(Dataset items)
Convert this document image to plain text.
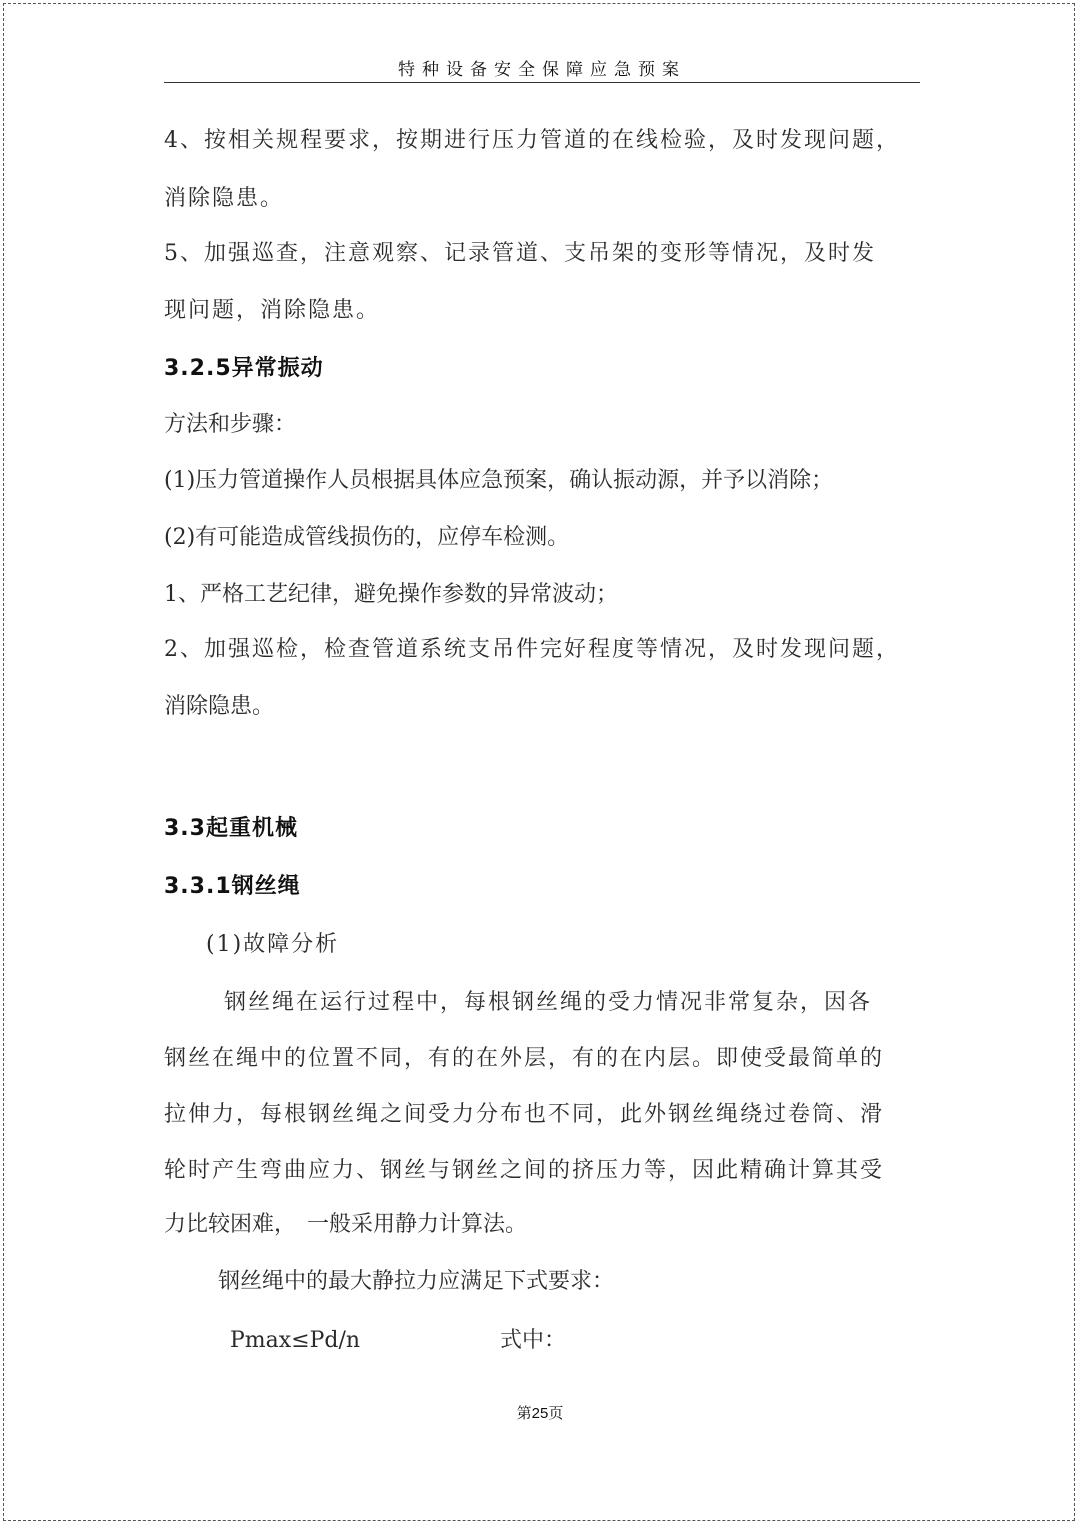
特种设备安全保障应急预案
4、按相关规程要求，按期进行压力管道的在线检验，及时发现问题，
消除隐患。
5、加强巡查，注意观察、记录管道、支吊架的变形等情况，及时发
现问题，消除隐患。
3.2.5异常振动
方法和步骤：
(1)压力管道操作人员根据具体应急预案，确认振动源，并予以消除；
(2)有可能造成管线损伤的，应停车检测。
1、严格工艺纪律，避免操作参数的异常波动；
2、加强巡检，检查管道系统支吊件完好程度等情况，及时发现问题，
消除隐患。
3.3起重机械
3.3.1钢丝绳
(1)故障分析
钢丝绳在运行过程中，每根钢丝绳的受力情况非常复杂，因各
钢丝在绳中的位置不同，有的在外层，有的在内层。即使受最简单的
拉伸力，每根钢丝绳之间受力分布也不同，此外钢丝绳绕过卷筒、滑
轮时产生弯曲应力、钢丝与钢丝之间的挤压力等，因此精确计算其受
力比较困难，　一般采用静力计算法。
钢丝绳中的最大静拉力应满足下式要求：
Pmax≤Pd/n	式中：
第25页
* * *
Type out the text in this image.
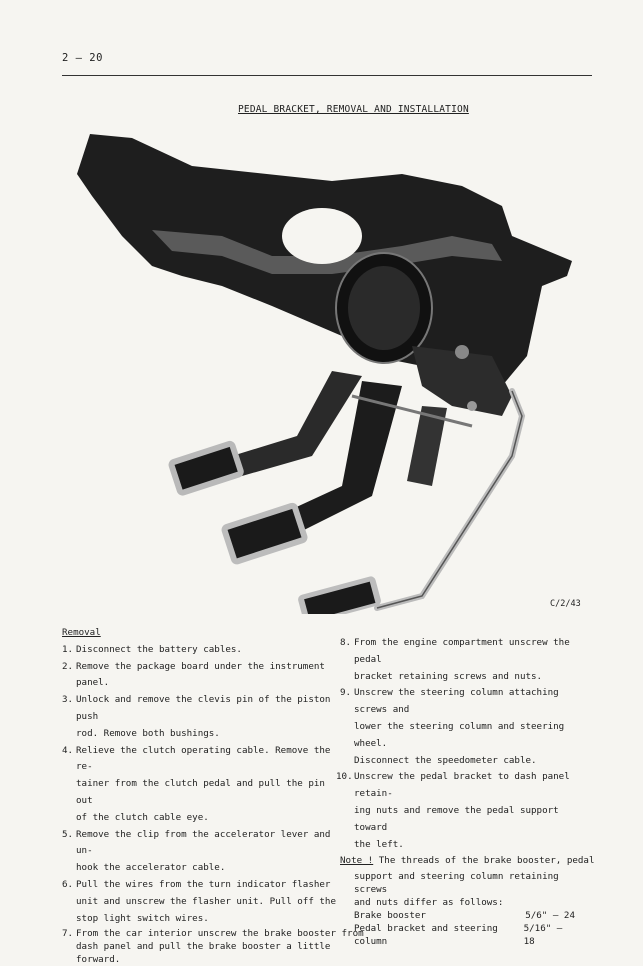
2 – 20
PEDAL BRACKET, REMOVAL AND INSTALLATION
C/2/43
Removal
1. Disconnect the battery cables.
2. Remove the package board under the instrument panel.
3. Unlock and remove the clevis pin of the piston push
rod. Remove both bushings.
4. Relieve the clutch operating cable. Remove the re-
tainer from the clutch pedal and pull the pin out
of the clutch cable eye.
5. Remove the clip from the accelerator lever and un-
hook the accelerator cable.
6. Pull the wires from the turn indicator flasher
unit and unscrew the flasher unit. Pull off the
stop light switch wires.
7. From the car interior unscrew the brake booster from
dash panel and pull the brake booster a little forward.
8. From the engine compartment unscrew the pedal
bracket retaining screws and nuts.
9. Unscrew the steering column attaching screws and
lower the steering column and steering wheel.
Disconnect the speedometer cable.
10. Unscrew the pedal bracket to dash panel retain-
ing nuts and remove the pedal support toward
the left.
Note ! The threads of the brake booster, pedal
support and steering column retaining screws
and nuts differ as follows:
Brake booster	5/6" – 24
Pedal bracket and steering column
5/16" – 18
* * *
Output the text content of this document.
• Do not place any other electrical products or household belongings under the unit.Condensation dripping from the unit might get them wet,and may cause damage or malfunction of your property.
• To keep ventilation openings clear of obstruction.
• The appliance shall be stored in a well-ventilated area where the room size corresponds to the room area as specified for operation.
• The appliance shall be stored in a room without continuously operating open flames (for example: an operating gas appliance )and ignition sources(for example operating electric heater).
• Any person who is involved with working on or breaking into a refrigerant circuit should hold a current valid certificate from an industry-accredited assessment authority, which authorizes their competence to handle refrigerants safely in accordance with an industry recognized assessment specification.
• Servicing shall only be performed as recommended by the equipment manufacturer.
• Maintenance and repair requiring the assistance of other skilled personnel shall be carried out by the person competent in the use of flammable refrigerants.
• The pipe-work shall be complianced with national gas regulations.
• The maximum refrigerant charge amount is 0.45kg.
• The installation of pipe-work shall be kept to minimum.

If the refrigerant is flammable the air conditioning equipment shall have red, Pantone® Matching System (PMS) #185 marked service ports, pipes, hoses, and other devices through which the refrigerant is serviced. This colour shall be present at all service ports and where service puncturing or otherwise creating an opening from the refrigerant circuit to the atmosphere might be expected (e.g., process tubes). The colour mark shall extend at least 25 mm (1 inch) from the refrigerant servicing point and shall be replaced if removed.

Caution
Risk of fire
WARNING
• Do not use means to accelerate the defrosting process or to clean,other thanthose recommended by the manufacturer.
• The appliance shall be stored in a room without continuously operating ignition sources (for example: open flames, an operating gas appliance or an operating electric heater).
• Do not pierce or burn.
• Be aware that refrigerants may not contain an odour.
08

▶ Exercise objective
Reply with only the number of lines in the entries that contain the word "booster".

▶ Answer to this exercise
4